Gather the lines that hold the string "嗦结女孩".

--- BEGIN Data extract ---

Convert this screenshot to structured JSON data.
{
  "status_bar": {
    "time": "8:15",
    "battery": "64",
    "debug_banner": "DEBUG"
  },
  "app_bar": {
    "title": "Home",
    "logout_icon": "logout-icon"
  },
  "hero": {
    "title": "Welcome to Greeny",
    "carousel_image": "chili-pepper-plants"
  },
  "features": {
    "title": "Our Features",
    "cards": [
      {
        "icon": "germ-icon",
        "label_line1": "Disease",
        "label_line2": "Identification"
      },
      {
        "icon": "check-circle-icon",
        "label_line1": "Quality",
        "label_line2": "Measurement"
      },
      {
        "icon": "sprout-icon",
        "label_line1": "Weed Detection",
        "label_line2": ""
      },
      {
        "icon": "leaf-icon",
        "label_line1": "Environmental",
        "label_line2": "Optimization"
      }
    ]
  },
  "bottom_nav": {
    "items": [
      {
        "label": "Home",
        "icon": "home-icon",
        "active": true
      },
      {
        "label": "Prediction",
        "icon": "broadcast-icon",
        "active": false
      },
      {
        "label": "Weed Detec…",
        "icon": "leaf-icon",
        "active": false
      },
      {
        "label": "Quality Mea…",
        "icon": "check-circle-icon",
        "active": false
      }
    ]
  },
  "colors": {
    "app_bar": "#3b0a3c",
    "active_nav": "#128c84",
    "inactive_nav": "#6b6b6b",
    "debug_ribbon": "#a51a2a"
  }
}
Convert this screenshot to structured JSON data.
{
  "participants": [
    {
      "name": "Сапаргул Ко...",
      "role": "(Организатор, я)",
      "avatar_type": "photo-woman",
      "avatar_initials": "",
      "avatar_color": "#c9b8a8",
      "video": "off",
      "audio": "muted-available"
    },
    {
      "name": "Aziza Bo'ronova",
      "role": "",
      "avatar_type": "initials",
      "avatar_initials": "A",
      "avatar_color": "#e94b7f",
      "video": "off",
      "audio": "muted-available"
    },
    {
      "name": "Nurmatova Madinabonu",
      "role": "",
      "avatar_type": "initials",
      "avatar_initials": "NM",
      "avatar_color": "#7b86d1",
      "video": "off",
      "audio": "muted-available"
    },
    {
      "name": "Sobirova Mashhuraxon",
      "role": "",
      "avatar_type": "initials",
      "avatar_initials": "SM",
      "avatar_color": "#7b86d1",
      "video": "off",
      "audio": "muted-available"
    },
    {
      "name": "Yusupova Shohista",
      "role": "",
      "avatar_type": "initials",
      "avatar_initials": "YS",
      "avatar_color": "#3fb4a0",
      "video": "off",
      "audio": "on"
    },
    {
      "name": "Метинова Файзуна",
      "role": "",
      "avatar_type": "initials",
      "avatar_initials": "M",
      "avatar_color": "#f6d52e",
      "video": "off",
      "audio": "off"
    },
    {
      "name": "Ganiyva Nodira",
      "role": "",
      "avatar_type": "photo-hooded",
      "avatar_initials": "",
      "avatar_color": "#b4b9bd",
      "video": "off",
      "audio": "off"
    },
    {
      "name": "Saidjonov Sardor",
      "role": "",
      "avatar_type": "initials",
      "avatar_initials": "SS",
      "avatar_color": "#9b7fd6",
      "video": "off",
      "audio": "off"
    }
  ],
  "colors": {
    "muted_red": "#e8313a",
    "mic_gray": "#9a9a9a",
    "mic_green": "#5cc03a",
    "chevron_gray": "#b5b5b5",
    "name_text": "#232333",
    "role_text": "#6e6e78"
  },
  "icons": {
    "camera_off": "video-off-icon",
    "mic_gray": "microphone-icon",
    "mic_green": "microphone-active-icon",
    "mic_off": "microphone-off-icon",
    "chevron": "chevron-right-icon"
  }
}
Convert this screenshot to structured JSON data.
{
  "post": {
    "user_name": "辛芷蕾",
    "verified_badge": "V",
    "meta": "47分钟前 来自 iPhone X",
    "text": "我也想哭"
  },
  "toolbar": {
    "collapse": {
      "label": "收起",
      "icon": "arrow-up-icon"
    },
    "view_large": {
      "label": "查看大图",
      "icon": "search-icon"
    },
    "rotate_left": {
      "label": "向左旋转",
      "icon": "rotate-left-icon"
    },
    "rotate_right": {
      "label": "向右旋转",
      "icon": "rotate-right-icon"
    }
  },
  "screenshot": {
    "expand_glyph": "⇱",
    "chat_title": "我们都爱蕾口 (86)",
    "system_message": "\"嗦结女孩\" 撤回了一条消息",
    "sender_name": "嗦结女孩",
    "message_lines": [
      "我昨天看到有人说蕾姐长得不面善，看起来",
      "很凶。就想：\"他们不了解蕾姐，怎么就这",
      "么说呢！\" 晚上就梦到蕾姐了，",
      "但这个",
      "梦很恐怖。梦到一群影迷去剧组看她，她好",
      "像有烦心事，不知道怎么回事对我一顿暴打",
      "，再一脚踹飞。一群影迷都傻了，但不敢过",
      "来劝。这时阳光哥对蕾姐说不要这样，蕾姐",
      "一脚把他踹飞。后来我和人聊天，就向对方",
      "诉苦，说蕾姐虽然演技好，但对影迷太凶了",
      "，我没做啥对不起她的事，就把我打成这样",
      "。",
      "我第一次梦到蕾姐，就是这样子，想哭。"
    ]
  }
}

--- END Data extract ---

*Complete answer*:
    "system_message": "\"嗦结女孩\" 撤回了一条消息",
    "sender_name": "嗦结女孩",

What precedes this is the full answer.